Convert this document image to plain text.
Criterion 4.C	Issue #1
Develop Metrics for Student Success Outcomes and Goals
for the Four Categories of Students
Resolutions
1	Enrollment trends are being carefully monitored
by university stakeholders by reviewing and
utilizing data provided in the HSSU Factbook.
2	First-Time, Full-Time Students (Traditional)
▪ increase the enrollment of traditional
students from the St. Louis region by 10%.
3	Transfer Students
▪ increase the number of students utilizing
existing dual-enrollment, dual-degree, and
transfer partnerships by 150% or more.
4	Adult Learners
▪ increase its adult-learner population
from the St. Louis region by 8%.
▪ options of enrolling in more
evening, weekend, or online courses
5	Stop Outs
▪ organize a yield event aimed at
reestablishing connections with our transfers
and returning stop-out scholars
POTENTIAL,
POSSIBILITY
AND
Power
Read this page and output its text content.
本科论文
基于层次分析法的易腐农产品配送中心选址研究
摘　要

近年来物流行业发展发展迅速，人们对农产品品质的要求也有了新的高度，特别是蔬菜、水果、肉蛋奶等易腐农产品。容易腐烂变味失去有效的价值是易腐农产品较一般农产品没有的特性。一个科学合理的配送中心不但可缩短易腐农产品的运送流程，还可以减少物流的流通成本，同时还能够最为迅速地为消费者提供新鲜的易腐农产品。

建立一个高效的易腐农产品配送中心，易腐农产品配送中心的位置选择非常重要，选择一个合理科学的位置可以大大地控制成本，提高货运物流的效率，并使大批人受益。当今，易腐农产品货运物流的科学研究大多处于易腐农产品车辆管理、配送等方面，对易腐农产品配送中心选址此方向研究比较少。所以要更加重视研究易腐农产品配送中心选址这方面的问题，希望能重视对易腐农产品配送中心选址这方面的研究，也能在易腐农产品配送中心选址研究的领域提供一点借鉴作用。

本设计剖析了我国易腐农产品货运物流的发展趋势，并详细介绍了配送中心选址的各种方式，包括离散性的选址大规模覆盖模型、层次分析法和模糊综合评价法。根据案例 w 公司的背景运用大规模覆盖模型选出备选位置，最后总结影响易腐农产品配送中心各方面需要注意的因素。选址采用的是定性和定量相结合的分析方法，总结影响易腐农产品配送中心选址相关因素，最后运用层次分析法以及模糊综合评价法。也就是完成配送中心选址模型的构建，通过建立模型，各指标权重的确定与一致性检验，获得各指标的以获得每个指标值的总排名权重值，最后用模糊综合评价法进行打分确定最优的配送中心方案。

+ + + +

INSTRUCTION:
How many lines in the listing above contain the string "text"? Answer with the number only.

TASK ANSWER:
2